__Work item 1__: List the cities and towns named in the Bristol Township article, each with the extent noted beside it.
__Work item 2__: According to the Bristol Township article, how many housing units did the township contain at the 2020 census?
__Work item 3__: Resume the Bristol Township article after its last line and keep writing it.

__Source document__:

###

- Location in Kendall County
- Kendall County's location in Illinois
- Coordinates: 41°41′14″N 088°26′19″W﻿ / ﻿41.68722°N 88.43861°W
- Country: United States
- State: Illinois
- County: Kendall
- Established: November 6, 1849

Area
- • Total: 28.74 sq mi (74.4 km^{2})
- • Land: 28.35 sq mi (73.4 km^{2})
- • Water: 0.39 sq mi (1.0 km^{2}) 1.34%
- Elevation: 640 ft (195 m)

Population (2020)
- • Total: 32,030
- • Density: 1,130/sq mi (436.2/km^{2})
- FIPS code: 17-093-08368
- GNIS feature ID: 0428711

= Bristol Township, Illinois =

Bristol Township is the smallest township in Kendall County, Illinois. As of the 2020 census, its population was 32,030 and it contained 10,839 housing units.

==Geography==
According to the 2021 census gazetteer files, Bristol Township has a total area of 28.74 sqmi, of which 28.35 sqmi (or 98.66%) is land and 0.39 sqmi (or 1.34%) is water.

U.S. Route 30 and U.S. Route 34 run east to west through the township. Yorkville covers much of the township.

The township is named after the Bristol family.

===Cities and towns===
- Montgomery (partial)
- Oswego (partial)
- Yorkville (majority)

###

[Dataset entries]
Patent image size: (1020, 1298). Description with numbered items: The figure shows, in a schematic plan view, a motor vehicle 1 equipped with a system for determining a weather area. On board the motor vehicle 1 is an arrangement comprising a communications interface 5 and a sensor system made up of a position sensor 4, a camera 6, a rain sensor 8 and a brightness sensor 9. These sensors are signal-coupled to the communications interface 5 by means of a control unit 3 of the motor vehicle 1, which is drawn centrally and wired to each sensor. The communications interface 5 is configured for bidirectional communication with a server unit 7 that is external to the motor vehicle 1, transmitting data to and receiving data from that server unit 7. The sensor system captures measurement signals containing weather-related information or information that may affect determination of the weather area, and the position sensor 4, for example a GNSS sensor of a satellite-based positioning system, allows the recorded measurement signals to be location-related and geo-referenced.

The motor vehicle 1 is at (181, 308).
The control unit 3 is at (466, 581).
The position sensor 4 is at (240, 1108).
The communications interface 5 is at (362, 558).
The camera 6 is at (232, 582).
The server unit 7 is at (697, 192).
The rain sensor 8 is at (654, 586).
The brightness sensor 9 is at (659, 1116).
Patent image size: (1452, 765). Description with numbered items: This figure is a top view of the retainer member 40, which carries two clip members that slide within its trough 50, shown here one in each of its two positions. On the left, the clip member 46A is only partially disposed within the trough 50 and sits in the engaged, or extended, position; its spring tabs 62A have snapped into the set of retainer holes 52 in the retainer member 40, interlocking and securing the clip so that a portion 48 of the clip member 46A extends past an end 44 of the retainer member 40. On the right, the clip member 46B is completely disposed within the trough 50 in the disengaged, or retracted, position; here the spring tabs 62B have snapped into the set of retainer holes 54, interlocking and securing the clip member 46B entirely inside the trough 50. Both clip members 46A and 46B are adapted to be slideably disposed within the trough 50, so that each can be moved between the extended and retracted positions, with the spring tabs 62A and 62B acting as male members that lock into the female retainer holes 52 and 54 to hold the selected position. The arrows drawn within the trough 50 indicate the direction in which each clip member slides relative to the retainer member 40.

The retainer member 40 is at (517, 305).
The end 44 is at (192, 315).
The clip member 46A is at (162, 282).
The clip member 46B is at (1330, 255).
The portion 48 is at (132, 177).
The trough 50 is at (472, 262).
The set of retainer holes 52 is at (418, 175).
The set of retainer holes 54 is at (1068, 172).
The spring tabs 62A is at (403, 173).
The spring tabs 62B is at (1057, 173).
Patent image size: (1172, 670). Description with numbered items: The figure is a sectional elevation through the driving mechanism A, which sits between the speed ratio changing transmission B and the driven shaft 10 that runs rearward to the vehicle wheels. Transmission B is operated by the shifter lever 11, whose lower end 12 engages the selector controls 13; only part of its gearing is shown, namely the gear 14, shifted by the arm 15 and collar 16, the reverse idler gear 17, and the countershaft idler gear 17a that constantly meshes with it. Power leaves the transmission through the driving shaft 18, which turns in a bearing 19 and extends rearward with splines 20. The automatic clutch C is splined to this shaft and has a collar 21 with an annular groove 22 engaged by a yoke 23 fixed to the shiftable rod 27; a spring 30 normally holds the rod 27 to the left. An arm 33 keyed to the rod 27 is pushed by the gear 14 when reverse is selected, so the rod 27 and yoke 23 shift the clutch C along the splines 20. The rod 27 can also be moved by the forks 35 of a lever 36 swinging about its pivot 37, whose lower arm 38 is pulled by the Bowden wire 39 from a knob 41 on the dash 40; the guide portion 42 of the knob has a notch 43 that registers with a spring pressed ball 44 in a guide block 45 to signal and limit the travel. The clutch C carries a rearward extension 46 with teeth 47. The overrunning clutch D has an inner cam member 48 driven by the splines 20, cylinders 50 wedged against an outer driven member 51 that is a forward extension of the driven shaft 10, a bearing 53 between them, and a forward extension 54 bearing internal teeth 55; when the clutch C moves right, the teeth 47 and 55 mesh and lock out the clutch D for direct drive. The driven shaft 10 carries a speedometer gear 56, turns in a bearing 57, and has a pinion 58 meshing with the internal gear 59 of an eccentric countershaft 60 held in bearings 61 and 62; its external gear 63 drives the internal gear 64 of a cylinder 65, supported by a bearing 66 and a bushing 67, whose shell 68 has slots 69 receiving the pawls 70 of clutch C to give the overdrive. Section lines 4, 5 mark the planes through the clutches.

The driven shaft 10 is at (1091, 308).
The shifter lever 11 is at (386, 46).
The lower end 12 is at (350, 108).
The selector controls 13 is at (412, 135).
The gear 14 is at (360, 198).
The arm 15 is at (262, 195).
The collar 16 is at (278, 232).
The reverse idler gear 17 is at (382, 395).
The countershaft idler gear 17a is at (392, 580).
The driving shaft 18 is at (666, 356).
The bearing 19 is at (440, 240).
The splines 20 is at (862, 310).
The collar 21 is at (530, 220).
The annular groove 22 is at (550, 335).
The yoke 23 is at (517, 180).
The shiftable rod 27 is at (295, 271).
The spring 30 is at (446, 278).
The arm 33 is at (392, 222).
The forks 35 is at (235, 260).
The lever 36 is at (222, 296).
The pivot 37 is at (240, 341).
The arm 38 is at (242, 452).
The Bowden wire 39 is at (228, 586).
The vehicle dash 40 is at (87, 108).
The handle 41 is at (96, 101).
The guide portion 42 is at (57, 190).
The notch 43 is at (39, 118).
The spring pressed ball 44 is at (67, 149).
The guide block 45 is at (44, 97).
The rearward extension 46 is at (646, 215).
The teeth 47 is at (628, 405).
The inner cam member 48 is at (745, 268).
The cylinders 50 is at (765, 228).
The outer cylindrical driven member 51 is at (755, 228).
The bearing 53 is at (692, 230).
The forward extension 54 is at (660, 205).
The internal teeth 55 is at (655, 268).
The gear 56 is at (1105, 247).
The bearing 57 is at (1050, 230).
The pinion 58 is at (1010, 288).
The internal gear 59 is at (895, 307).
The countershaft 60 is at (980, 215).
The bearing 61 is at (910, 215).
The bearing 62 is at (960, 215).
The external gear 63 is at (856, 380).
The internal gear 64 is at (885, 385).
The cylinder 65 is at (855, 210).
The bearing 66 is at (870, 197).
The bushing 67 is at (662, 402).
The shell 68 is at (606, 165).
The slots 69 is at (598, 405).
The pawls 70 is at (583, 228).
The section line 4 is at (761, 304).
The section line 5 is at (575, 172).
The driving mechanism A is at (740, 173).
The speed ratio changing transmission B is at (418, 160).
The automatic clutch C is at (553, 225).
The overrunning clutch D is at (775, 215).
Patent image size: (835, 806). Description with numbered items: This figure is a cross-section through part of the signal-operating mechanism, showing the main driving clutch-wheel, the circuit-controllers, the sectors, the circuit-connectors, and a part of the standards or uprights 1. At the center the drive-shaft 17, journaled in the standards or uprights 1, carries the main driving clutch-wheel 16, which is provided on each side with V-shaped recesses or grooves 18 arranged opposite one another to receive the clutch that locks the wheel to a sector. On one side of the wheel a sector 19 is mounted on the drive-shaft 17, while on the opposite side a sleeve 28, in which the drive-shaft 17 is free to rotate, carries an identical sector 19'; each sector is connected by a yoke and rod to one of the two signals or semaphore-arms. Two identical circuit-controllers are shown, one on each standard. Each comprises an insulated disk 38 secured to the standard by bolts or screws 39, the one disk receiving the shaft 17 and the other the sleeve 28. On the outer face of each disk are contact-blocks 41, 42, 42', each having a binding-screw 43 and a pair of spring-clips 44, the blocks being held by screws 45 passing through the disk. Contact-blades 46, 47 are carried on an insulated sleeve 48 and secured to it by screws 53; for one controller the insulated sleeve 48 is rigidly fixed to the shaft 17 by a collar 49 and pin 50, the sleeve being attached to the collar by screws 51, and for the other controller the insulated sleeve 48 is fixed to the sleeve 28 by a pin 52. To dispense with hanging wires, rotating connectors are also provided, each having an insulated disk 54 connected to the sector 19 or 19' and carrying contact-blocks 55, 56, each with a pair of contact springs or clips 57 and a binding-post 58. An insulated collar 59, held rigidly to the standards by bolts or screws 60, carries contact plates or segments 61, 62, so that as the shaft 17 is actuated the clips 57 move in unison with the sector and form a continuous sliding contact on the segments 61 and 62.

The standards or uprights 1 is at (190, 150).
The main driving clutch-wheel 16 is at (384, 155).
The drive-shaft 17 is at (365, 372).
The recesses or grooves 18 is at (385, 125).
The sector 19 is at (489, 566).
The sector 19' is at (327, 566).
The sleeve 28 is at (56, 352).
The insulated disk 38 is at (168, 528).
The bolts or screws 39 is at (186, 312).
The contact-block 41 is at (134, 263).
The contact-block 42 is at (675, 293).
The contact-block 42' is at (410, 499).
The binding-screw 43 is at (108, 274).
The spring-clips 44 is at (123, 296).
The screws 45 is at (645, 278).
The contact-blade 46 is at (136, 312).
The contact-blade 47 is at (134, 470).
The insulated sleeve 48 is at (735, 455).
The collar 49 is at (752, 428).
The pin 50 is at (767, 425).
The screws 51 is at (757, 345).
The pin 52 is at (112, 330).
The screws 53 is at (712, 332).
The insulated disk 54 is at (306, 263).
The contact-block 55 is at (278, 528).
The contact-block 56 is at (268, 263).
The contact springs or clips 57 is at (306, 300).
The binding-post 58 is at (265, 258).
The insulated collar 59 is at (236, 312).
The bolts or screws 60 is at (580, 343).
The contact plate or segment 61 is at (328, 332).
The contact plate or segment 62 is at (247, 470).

###

__Reply 1__:
Montgomery (partial)
Oswego (partial)
Yorkville (majority)

__Reply 2__: 10,839 housing units.

__Reply 3__:
===Unincorporated towns===
- Bristol

==Demographics==
As of the 2020 census there were 32,030 people, 9,193 households, and 7,430 families residing in the township. The population density was 1,114.63 PD/sqmi. There were 10,839 housing units at an average density of 377.19 /sqmi. The racial makeup of the township was 68.62% White, 8.15% African American, 0.43% Native American, 2.69% Asian, 0.01% Pacific Islander, 8.29% from other races, and 11.80% from two or more races. Hispanic or Latino of any race were 20.65% of the population.

There were 9,193 households, out of which 49.00% had children under the age of 18 living with them, 62.04% were married couples living together, 11.55% had a female householder with no spouse present, and 19.18% were non-families. 15.20% of all households were made up of individuals, and 4.70% had someone living alone who was 65 years of age or older. The average household size was 3.19 and the average family size was 3.54.

The township's age distribution consisted of 30.4% under the age of 18, 7.7% from 18 to 24, 32.5% from 25 to 44, 22.2% from 45 to 64, and 7.1% who were 65 years of age or older. The median age was 34.3 years. For every 100 females, there were 108.5 males. For every 100 females age 18 and over, there were 99.3 males.

The median income for a household in the township was $104,614, and the median income for a family was $105,830. Males had a median income of $61,001 versus $40,315 for females. The per capita income for the township was $36,234. About 2.7% of families and 4.9% of the population were below the poverty line, including 9.1% of those under age 18 and 3.9% of those age 65 or over.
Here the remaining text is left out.